**TASK INSTRUCTIONS**
A: Write out the passage on caring for theatre records from "Whilst your records" to "and digital material.".
B: Write the next part of the advice on caring for theatre and live art records, picking up from where it stops.

Caring for your own records

Records at Risk

Please contact us if you need advice about a collection or know of any significant theatre or live art records at risk of loss or disposal

The records you have created and accumulated in the course of your theatre or live art related activities may have significant research value. If preserved these records could be a valuable source of information and could contribute to the history of theatre and live art.

Whilst your records are in current use it is worth considering how to care for them, as later you may want to select some of them for preservation as part of an archival collection. Records can take various forms including paper based, photographic, audiovisual and digital material.

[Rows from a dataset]
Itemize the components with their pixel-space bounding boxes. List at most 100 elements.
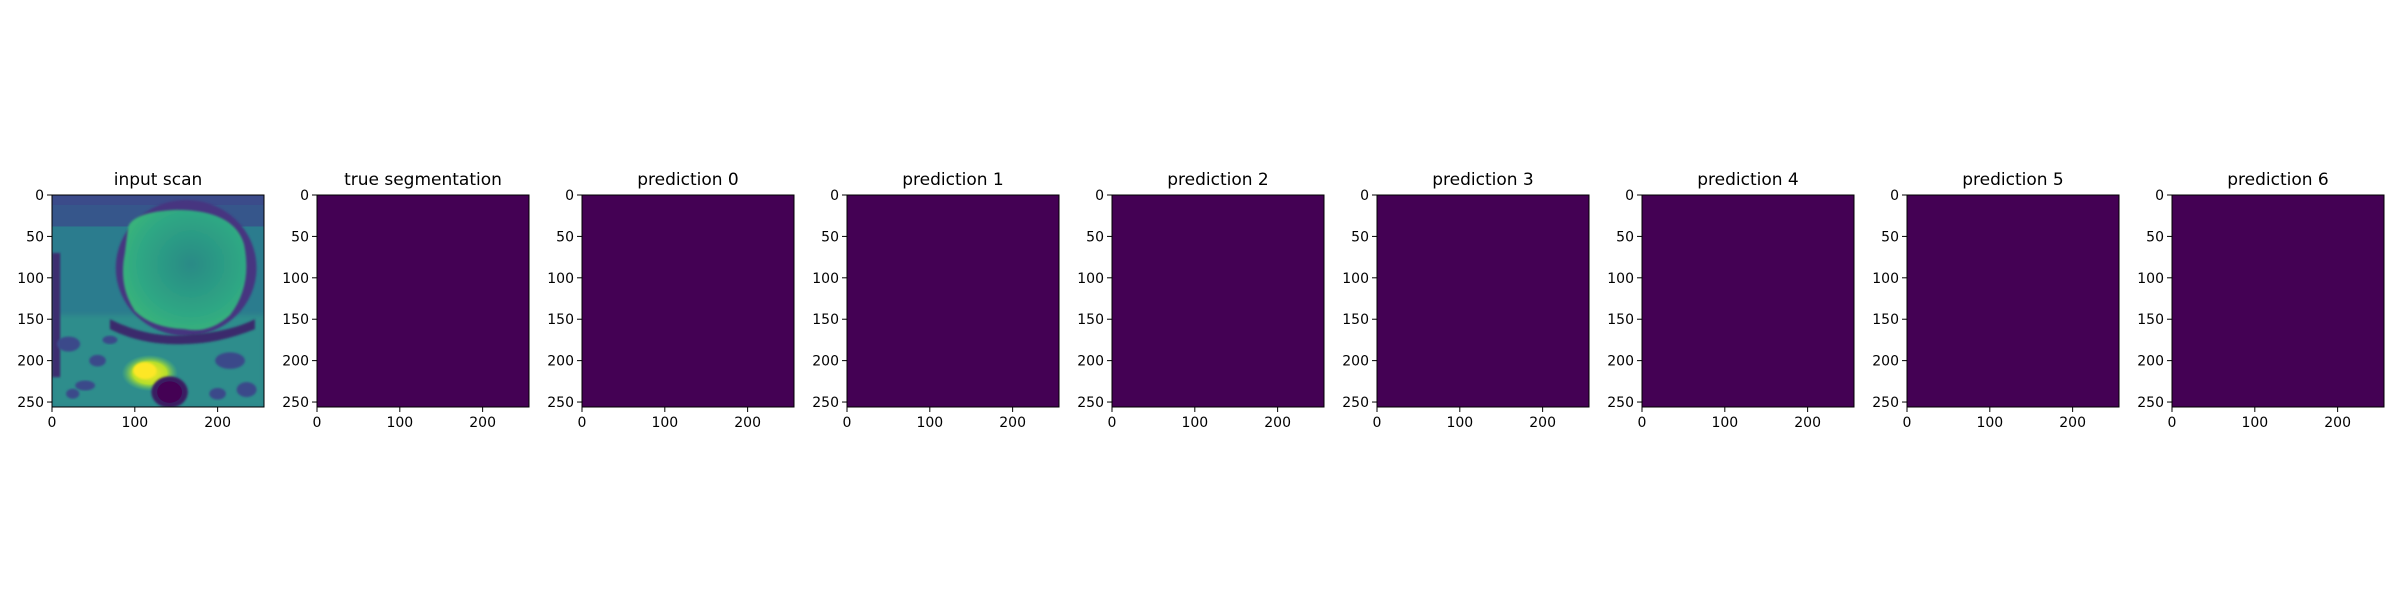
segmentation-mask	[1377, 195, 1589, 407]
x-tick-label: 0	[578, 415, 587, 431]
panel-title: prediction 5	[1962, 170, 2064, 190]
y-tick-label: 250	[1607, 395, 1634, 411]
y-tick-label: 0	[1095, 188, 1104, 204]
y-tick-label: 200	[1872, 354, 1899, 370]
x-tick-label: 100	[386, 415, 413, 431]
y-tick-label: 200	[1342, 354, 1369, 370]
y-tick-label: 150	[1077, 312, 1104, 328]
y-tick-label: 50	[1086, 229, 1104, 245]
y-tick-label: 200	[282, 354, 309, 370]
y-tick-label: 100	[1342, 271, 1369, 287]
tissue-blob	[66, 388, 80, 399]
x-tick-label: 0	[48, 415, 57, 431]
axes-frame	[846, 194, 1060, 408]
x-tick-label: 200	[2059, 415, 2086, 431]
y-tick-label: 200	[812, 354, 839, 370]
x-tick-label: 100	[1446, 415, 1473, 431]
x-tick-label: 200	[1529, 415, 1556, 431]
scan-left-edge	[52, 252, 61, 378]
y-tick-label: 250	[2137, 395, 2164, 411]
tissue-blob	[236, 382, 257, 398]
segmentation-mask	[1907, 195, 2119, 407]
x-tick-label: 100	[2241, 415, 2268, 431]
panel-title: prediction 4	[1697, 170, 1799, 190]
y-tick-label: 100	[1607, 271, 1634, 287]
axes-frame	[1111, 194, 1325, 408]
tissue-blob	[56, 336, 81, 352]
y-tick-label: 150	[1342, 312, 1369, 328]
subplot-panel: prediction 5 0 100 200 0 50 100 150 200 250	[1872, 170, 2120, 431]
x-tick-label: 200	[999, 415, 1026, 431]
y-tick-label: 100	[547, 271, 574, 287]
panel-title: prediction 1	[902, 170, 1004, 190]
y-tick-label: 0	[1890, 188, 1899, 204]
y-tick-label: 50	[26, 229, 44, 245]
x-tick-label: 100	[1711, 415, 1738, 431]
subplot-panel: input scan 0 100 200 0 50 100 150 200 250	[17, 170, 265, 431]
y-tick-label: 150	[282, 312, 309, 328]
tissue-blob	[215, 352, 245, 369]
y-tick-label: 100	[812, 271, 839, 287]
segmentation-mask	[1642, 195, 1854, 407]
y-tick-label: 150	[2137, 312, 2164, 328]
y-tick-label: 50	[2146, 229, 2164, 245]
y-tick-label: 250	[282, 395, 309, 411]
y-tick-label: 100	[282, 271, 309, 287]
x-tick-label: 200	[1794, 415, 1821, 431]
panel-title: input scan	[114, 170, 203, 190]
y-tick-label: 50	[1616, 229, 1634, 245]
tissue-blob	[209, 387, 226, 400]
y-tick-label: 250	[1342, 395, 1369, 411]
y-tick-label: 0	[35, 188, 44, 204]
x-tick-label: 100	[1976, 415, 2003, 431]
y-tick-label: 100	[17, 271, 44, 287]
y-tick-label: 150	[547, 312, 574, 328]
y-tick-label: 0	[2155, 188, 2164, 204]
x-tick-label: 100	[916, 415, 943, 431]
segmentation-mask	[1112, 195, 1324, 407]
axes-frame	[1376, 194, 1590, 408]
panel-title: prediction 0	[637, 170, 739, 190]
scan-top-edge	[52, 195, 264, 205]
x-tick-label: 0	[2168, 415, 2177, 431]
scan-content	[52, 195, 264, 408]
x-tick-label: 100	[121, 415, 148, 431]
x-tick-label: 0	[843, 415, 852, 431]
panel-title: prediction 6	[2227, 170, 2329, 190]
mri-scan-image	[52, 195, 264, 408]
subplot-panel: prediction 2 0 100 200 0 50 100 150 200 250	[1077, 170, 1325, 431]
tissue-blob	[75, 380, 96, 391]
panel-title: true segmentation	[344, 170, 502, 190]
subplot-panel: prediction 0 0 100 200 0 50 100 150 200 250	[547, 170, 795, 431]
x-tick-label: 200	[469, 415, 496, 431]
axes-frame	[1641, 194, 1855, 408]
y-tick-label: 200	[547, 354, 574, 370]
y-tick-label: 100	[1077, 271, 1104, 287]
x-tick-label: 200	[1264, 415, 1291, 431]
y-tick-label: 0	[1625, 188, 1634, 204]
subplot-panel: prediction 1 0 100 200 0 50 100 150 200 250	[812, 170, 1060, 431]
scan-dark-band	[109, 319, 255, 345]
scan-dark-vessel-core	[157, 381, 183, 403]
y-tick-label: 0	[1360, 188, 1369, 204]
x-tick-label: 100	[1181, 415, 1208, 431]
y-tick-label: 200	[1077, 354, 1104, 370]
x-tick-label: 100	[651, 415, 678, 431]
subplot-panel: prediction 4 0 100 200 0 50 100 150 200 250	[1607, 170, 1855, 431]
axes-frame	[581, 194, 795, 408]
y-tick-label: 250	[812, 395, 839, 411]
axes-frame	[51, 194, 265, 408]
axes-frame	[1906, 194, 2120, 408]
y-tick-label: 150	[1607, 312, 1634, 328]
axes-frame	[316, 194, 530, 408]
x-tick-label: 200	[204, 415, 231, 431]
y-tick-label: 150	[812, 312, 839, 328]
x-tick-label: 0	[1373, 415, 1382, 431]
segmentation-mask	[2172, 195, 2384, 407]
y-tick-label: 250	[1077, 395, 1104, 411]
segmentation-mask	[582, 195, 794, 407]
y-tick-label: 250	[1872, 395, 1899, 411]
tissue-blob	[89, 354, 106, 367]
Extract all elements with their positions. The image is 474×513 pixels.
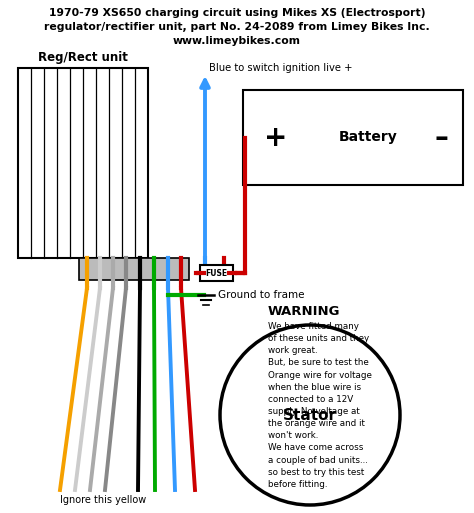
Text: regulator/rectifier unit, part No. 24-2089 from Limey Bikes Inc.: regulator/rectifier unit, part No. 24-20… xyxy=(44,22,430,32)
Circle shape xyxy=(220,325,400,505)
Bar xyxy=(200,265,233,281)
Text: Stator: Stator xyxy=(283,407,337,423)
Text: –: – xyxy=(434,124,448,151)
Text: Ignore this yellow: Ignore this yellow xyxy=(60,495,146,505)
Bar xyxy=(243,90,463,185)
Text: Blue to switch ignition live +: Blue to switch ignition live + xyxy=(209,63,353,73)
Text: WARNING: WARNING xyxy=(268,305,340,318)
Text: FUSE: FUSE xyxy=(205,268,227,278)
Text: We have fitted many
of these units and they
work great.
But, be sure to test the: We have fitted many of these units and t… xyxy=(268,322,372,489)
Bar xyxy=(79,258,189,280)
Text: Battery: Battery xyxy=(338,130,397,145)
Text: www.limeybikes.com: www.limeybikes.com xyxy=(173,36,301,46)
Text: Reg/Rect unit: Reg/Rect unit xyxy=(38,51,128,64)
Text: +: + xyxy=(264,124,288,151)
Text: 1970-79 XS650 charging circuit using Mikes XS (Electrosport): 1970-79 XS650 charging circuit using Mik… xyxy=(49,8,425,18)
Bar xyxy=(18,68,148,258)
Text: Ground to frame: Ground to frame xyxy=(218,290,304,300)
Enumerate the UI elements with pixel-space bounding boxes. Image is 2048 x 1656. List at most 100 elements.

**RESPONSE LIST**
A:
Whilst your records are in current use it is worth considering how to care for them, as later you may want to select some of them for preservation as part of an archival collection. Records can take various forms including paper based, photographic, audiovisual and digital material.

B:
Managing, caring for and storing your own records

Please have a look at our short informational video for a basic overview of good practice when looking after your records:

For additional resources about caring for your own records, please take a look at the following links:

  • Heritage Hub produced by Gloucestershire Archives is a web resource for community and family archivists covering a range of topics to help you preserve a personal, organisational, local or subject-related collection

Preserving your personal digital files

Please have a look at our brief overview of good practice when starting to manage your personal digital archive: 

 

For additional resources about preserving your digital files, please take a look at the following links:

For performance and theatre companies looking to maintain their archives

Donate your records

If you decide to donate your records to a repository for permanent preservation, we can help you find the most appropriate home for them, whether that be at the Theatre Collection or another archive in the UK. Please have a look at our information page Finding a new home for your records.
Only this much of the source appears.